Print the entire listing. Each line must match the original exactly.

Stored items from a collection

--------

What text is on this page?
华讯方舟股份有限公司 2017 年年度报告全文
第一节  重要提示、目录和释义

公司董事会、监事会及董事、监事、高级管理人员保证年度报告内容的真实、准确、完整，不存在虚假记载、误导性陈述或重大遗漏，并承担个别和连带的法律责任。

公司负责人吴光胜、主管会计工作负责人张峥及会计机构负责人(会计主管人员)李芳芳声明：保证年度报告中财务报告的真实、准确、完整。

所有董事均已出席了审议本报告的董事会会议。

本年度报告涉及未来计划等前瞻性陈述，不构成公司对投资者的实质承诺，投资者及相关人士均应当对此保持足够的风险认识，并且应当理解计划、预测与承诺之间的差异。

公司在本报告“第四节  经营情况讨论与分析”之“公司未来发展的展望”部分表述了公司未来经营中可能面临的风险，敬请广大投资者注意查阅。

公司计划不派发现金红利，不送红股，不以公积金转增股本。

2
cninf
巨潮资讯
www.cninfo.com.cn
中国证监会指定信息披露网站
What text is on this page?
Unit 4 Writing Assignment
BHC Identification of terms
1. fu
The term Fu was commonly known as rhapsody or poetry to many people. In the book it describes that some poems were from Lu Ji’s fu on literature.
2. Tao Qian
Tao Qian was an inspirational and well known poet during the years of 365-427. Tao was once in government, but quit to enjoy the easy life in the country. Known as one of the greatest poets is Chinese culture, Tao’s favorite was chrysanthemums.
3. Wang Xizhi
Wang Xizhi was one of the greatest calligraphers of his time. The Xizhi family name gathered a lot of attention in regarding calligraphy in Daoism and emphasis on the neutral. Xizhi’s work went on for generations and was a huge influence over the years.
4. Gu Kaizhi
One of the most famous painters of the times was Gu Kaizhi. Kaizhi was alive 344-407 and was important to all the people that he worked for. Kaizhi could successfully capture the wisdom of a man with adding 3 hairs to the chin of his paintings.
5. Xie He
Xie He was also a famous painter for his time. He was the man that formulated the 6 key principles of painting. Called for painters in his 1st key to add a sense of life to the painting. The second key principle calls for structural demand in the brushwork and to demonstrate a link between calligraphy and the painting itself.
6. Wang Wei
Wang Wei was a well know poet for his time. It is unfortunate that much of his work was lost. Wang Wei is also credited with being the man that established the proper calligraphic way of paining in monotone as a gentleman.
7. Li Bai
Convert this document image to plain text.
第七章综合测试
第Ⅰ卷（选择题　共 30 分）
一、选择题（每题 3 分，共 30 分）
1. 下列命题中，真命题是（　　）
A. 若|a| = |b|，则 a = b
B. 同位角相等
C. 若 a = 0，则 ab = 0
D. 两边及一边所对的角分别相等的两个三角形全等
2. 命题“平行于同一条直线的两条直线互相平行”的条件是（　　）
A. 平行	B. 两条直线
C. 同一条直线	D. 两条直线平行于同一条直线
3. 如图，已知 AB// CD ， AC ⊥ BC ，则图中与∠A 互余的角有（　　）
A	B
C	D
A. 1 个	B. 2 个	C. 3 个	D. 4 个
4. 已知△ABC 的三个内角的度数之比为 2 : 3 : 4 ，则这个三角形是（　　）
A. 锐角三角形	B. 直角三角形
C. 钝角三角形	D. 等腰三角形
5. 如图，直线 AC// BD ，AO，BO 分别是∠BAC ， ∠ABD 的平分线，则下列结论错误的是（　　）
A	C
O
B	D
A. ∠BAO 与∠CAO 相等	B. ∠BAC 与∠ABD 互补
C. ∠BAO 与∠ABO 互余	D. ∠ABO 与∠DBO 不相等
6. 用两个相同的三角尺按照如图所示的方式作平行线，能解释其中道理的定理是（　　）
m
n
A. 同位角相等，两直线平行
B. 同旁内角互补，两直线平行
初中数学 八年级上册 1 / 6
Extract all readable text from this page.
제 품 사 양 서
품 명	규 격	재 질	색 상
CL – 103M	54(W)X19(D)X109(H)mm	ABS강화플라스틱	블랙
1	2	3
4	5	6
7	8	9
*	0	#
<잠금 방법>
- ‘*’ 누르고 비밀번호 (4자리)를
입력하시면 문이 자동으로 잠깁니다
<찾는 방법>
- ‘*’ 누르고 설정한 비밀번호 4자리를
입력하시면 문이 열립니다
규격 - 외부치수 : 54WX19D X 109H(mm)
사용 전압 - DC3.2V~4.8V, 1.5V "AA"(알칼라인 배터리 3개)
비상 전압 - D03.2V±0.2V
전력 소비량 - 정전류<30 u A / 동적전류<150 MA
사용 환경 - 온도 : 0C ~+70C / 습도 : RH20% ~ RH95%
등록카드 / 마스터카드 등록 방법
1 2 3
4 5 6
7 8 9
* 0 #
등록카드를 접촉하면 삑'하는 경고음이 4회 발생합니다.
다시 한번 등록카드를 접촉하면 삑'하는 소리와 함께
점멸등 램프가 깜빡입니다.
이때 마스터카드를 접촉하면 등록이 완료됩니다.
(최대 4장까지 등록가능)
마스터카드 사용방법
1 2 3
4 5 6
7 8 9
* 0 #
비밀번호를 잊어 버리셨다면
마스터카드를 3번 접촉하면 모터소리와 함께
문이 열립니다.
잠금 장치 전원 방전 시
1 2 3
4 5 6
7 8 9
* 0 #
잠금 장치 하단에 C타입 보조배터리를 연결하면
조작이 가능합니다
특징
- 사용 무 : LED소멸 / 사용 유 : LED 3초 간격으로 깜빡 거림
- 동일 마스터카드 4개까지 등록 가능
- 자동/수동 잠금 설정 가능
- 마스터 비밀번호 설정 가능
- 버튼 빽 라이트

--------

EXERCISE SOLUTION -
What text is on this page?
华讯方舟股份有限公司 2017 年年度报告全文
第一节  重要提示、目录和释义

公司董事会、监事会及董事、监事、高级管理人员保证年度报告内容的真实、准确、完整，不存在虚假记载、误导性陈述或重大遗漏，并承担个别和连带的法律责任。

公司负责人吴光胜、主管会计工作负责人张峥及会计机构负责人(会计主管人员)李芳芳声明：保证年度报告中财务报告的真实、准确、完整。

所有董事均已出席了审议本报告的董事会会议。

本年度报告涉及未来计划等前瞻性陈述，不构成公司对投资者的实质承诺，投资者及相关人士均应当对此保持足够的风险认识，并且应当理解计划、预测与承诺之间的差异。

公司在本报告“第四节  经营情况讨论与分析”之“公司未来发展的展望”部分表述了公司未来经营中可能面临的风险，敬请广大投资者注意查阅。

公司计划不派发现金红利，不送红股，不以公积金转增股本。

2
cninf
巨潮资讯
www.cninfo.com.cn
中国证监会指定信息披露网站
What text is on this page?
Unit 4 Writing Assignment
BHC Identification of terms
1. fu
The term Fu was commonly known as rhapsody or poetry to many people. In the book it describes that some poems were from Lu Ji’s fu on literature.
2. Tao Qian
Tao Qian was an inspirational and well known poet during the years of 365-427. Tao was once in government, but quit to enjoy the easy life in the country. Known as one of the greatest poets is Chinese culture, Tao’s favorite was chrysanthemums.
3. Wang Xizhi
Wang Xizhi was one of the greatest calligraphers of his time. The Xizhi family name gathered a lot of attention in regarding calligraphy in Daoism and emphasis on the neutral. Xizhi’s work went on for generations and was a huge influence over the years.
4. Gu Kaizhi
One of the most famous painters of the times was Gu Kaizhi. Kaizhi was alive 344-407 and was important to all the people that he worked for. Kaizhi could successfully capture the wisdom of a man with adding 3 hairs to the chin of his paintings.
5. Xie He
Xie He was also a famous painter for his time. He was the man that formulated the 6 key principles of painting. Called for painters in his 1st key to add a sense of life to the painting. The second key principle calls for structural demand in the brushwork and to demonstrate a link between calligraphy and the painting itself.
6. Wang Wei
Wang Wei was a well know poet for his time. It is unfortunate that much of his work was lost. Wang Wei is also credited with being the man that established the proper calligraphic way of paining in monotone as a gentleman.
7. Li Bai
Convert this document image to plain text.
第七章综合测试
第Ⅰ卷（选择题　共 30 分）
一、选择题（每题 3 分，共 30 分）
1. 下列命题中，真命题是（　　）
A. 若|a| = |b|，则 a = b
B. 同位角相等
C. 若 a = 0，则 ab = 0
D. 两边及一边所对的角分别相等的两个三角形全等
2. 命题“平行于同一条直线的两条直线互相平行”的条件是（　　）
A. 平行	B. 两条直线
C. 同一条直线	D. 两条直线平行于同一条直线
3. 如图，已知 AB// CD ， AC ⊥ BC ，则图中与∠A 互余的角有（　　）
A	B
C	D
A. 1 个	B. 2 个	C. 3 个	D. 4 个
4. 已知△ABC 的三个内角的度数之比为 2 : 3 : 4 ，则这个三角形是（　　）
A. 锐角三角形	B. 直角三角形
C. 钝角三角形	D. 等腰三角形
5. 如图，直线 AC// BD ，AO，BO 分别是∠BAC ， ∠ABD 的平分线，则下列结论错误的是（　　）
A	C
O
B	D
A. ∠BAO 与∠CAO 相等	B. ∠BAC 与∠ABD 互补
C. ∠BAO 与∠ABO 互余	D. ∠ABO 与∠DBO 不相等
6. 用两个相同的三角尺按照如图所示的方式作平行线，能解释其中道理的定理是（　　）
m
n
A. 同位角相等，两直线平行
B. 同旁内角互补，两直线平行
初中数学 八年级上册 1 / 6
Extract all readable text from this page.
제 품 사 양 서
품 명	규 격	재 질	색 상
CL – 103M	54(W)X19(D)X109(H)mm	ABS강화플라스틱	블랙
1	2	3
4	5	6
7	8	9
*	0	#
<잠금 방법>
- ‘*’ 누르고 비밀번호 (4자리)를
입력하시면 문이 자동으로 잠깁니다
<찾는 방법>
- ‘*’ 누르고 설정한 비밀번호 4자리를
입력하시면 문이 열립니다
규격 - 외부치수 : 54WX19D X 109H(mm)
사용 전압 - DC3.2V~4.8V, 1.5V "AA"(알칼라인 배터리 3개)
비상 전압 - D03.2V±0.2V
전력 소비량 - 정전류<30 u A / 동적전류<150 MA
사용 환경 - 온도 : 0C ~+70C / 습도 : RH20% ~ RH95%
등록카드 / 마스터카드 등록 방법
1 2 3
4 5 6
7 8 9
* 0 #
등록카드를 접촉하면 삑'하는 경고음이 4회 발생합니다.
다시 한번 등록카드를 접촉하면 삑'하는 소리와 함께
점멸등 램프가 깜빡입니다.
이때 마스터카드를 접촉하면 등록이 완료됩니다.
(최대 4장까지 등록가능)
마스터카드 사용방법
1 2 3
4 5 6
7 8 9
* 0 #
비밀번호를 잊어 버리셨다면
마스터카드를 3번 접촉하면 모터소리와 함께
문이 열립니다.
잠금 장치 전원 방전 시
1 2 3
4 5 6
7 8 9
* 0 #
잠금 장치 하단에 C타입 보조배터리를 연결하면
조작이 가능합니다
특징
- 사용 무 : LED소멸 / 사용 유 : LED 3초 간격으로 깜빡 거림
- 동일 마스터카드 4개까지 등록 가능
- 자동/수동 잠금 설정 가능
- 마스터 비밀번호 설정 가능
- 버튼 빽 라이트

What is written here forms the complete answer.